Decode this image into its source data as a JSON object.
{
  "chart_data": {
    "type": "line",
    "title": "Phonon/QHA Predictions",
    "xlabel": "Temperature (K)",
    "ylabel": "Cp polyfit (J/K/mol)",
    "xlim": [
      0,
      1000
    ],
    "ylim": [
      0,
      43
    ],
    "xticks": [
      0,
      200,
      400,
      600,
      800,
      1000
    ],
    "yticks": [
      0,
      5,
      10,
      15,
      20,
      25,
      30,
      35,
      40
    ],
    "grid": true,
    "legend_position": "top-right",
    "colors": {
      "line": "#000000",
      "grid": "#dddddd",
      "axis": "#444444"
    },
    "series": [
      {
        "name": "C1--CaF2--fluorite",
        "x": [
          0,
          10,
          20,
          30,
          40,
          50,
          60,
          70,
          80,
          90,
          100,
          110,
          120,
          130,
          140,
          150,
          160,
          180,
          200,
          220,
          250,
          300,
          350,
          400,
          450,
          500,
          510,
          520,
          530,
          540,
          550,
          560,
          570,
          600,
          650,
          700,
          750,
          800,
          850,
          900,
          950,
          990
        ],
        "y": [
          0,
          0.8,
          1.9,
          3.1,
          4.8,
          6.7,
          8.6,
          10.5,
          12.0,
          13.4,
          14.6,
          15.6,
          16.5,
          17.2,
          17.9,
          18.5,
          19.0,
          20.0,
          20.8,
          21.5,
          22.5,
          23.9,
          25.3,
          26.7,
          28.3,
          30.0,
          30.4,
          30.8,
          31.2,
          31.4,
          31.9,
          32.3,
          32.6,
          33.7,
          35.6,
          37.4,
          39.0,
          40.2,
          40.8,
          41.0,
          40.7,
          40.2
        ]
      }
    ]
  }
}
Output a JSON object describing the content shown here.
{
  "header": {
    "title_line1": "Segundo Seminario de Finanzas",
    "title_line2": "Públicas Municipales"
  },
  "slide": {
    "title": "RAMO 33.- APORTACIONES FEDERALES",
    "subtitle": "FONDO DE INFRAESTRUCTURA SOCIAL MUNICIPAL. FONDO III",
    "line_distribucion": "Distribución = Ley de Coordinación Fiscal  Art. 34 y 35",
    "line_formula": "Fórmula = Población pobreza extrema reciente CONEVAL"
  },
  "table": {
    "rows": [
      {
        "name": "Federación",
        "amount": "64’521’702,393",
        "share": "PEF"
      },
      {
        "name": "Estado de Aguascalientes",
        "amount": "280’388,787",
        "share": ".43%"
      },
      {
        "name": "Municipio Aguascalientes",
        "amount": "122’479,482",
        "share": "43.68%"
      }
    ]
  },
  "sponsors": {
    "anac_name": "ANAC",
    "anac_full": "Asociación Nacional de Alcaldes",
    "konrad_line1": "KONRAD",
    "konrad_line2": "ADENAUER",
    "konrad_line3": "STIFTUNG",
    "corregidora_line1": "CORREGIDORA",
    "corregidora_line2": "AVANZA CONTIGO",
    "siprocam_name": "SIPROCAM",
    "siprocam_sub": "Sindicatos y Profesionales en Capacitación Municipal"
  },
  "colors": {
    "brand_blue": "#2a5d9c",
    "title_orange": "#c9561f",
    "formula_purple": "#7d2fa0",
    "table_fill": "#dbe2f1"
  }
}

━━━━━━━━━━━━━━━━━━━━

◆ WHAT IS ASKED:
Print every entry exactly as it appears.

◆ WRITTEN RESPONSE:
Decode this image into its source data as a JSON object.
{
  "chart_data": {
    "type": "line",
    "title": "Phonon/QHA Predictions",
    "xlabel": "Temperature (K)",
    "ylabel": "Cp polyfit (J/K/mol)",
    "xlim": [
      0,
      1000
    ],
    "ylim": [
      0,
      43
    ],
    "xticks": [
      0,
      200,
      400,
      600,
      800,
      1000
    ],
    "yticks": [
      0,
      5,
      10,
      15,
      20,
      25,
      30,
      35,
      40
    ],
    "grid": true,
    "legend_position": "top-right",
    "colors": {
      "line": "#000000",
      "grid": "#dddddd",
      "axis": "#444444"
    },
    "series": [
      {
        "name": "C1--CaF2--fluorite",
        "x": [
          0,
          10,
          20,
          30,
          40,
          50,
          60,
          70,
          80,
          90,
          100,
          110,
          120,
          130,
          140,
          150,
          160,
          180,
          200,
          220,
          250,
          300,
          350,
          400,
          450,
          500,
          510,
          520,
          530,
          540,
          550,
          560,
          570,
          600,
          650,
          700,
          750,
          800,
          850,
          900,
          950,
          990
        ],
        "y": [
          0,
          0.8,
          1.9,
          3.1,
          4.8,
          6.7,
          8.6,
          10.5,
          12.0,
          13.4,
          14.6,
          15.6,
          16.5,
          17.2,
          17.9,
          18.5,
          19.0,
          20.0,
          20.8,
          21.5,
          22.5,
          23.9,
          25.3,
          26.7,
          28.3,
          30.0,
          30.4,
          30.8,
          31.2,
          31.4,
          31.9,
          32.3,
          32.6,
          33.7,
          35.6,
          37.4,
          39.0,
          40.2,
          40.8,
          41.0,
          40.7,
          40.2
        ]
      }
    ]
  }
}
Output a JSON object describing the content shown here.
{
  "header": {
    "title_line1": "Segundo Seminario de Finanzas",
    "title_line2": "Públicas Municipales"
  },
  "slide": {
    "title": "RAMO 33.- APORTACIONES FEDERALES",
    "subtitle": "FONDO DE INFRAESTRUCTURA SOCIAL MUNICIPAL. FONDO III",
    "line_distribucion": "Distribución = Ley de Coordinación Fiscal  Art. 34 y 35",
    "line_formula": "Fórmula = Población pobreza extrema reciente CONEVAL"
  },
  "table": {
    "rows": [
      {
        "name": "Federación",
        "amount": "64’521’702,393",
        "share": "PEF"
      },
      {
        "name": "Estado de Aguascalientes",
        "amount": "280’388,787",
        "share": ".43%"
      },
      {
        "name": "Municipio Aguascalientes",
        "amount": "122’479,482",
        "share": "43.68%"
      }
    ]
  },
  "sponsors": {
    "anac_name": "ANAC",
    "anac_full": "Asociación Nacional de Alcaldes",
    "konrad_line1": "KONRAD",
    "konrad_line2": "ADENAUER",
    "konrad_line3": "STIFTUNG",
    "corregidora_line1": "CORREGIDORA",
    "corregidora_line2": "AVANZA CONTIGO",
    "siprocam_name": "SIPROCAM",
    "siprocam_sub": "Sindicatos y Profesionales en Capacitación Municipal"
  },
  "colors": {
    "brand_blue": "#2a5d9c",
    "title_orange": "#c9561f",
    "formula_purple": "#7d2fa0",
    "table_fill": "#dbe2f1"
  }
}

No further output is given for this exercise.